BARRING China, the other nations in the BRICS grouping have been hit as investors pull funds out.

SUDDENLY and somewhat surprisingly, the BRICS are starting to fall -- and the usual financial umbrellas won't prevent some serious resulting bumps on heads.

Since the global financial crisis, for the best reasons, investment has been pouring into the fast developing nations of the acronym coined by Goldman Sachs' Jim O'Neill: Brazil, Russia, India and China, with South Africa recently added to pluralise the concept.

In an interview this week, O'Neill said: "If I were to change it, I would just leave the 'C'. But, then, I don't think it would be much of an acronym."

In the first decade of this century, the BRICs -- leaving South Africa to one side -- grew at an annual average of 8.5 per cent.

During the current decade to 2020, O'Neill expects growth to moderate to 6.6 per cent, with most of the grunt coming from China, whose very size is crucial, he points out.

There are many reasons for the slowdown of the rest.

- _Listed records_
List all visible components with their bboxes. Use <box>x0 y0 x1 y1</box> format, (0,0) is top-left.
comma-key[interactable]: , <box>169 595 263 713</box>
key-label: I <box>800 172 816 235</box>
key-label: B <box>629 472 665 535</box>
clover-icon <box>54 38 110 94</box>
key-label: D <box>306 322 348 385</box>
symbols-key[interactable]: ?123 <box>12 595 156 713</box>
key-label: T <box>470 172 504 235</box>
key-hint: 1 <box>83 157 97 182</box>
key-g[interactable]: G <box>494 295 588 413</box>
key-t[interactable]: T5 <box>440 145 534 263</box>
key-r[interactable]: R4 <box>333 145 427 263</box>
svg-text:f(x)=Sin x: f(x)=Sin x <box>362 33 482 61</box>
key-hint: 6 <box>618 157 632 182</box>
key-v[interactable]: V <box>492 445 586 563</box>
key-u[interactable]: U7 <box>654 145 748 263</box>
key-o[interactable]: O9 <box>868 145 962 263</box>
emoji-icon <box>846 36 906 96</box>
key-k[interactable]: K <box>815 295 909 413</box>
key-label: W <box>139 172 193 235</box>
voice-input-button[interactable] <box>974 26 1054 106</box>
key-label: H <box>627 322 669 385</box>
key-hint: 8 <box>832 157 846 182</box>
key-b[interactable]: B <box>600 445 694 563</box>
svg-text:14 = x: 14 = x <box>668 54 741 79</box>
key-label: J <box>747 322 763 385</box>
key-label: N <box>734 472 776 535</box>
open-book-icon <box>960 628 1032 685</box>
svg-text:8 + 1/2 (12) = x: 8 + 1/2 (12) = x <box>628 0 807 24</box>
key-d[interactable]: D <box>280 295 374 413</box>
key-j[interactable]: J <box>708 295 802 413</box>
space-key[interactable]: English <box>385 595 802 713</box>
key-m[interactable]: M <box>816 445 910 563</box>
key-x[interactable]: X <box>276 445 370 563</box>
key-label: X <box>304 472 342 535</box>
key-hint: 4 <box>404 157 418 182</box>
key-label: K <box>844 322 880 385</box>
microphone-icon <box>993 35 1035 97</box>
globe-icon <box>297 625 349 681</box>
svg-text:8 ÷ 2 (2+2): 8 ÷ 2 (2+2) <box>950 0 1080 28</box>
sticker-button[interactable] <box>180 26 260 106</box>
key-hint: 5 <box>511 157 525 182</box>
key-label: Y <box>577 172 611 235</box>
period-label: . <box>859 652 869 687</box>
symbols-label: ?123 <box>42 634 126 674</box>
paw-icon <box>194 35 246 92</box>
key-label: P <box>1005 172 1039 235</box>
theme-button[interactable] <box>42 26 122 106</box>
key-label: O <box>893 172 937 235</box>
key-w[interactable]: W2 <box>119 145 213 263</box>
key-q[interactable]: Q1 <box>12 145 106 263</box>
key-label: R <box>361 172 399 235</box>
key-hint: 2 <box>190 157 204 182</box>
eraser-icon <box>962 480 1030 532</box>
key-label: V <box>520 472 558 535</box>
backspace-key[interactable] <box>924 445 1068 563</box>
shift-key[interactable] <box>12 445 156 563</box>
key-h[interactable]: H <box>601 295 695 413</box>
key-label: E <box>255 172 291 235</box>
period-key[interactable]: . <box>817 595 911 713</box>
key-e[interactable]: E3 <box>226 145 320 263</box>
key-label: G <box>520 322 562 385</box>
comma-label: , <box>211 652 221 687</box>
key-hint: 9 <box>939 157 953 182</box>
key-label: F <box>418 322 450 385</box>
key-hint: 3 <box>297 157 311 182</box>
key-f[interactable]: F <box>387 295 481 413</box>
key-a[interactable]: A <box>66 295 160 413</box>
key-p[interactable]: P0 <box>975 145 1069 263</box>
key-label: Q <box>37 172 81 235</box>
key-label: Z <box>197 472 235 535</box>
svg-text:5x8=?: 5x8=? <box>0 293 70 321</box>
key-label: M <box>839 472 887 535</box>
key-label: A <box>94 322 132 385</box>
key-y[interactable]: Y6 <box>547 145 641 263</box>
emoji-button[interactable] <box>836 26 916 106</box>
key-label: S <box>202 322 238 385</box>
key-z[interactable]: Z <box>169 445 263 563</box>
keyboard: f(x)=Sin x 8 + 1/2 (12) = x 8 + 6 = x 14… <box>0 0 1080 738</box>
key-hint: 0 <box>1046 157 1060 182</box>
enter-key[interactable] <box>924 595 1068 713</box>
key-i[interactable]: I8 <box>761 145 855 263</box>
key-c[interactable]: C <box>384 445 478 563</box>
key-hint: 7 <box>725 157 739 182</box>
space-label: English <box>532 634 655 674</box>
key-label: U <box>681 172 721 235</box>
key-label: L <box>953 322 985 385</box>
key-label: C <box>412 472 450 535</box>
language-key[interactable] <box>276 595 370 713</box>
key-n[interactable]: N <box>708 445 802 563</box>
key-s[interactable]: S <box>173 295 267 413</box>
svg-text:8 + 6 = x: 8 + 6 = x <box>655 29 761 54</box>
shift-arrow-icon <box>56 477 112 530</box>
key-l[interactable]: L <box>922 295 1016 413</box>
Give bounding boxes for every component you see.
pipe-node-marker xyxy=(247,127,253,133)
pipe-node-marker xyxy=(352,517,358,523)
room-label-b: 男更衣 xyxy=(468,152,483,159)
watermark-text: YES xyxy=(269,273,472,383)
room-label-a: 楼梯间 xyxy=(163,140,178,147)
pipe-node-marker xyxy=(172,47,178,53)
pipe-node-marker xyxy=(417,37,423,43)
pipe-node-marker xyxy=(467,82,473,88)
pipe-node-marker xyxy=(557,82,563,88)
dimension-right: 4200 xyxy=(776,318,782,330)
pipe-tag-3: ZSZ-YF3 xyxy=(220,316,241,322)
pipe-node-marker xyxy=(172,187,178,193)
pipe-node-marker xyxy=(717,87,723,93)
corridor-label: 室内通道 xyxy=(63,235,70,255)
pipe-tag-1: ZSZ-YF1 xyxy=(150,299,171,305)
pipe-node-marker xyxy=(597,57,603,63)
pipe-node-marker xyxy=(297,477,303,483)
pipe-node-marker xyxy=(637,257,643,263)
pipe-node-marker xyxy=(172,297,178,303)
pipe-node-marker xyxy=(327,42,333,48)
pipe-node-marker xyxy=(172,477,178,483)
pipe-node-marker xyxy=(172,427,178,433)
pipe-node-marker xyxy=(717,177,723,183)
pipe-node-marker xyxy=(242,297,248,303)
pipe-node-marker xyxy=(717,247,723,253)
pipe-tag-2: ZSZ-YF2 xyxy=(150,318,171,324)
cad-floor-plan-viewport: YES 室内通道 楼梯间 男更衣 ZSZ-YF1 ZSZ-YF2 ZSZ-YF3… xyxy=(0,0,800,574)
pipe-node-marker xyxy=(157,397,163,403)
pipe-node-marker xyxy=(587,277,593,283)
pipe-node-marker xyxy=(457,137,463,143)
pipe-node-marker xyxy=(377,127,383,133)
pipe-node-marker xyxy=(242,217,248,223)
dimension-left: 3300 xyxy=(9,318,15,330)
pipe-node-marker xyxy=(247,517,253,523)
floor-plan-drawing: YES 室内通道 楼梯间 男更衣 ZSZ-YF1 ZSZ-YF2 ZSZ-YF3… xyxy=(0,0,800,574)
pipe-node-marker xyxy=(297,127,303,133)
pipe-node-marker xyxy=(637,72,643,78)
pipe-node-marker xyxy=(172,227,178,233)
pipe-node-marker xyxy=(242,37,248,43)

- _Objectives_
(a) Reproduce the stretch of the BRICS article from "In the first" through "he points out.".
(b) Render the stretch of the records from their start through the line containing "symbols-key[interactable]: ?123 <box>12" as a JSON list of strings, one string per line, with blank lines left out.

- _Answers to the exercise_
(a)
In the first decade of this century, the BRICs -- leaving South Africa to one side -- grew at an annual average of 8.5 per cent.

During the current decade to 2020, O'Neill expects growth to moderate to 6.6 per cent, with most of the grunt coming from China, whose very size is crucial, he points out.

(b)
[
  "List all visible components with their bboxes. Use <box>x0 y0 x1 y1</box> format, (0,0) is top-left.",
  "comma-key[interactable]: , <box>169 595 263 713</box>",
  "key-label: I <box>800 172 816 235</box>",
  "key-label: B <box>629 472 665 535</box>",
  "clover-icon <box>54 38 110 94</box>",
  "key-label: D <box>306 322 348 385</box>",
  "symbols-key[interactable]: ?123 <box>12 595 156 713</box>"
]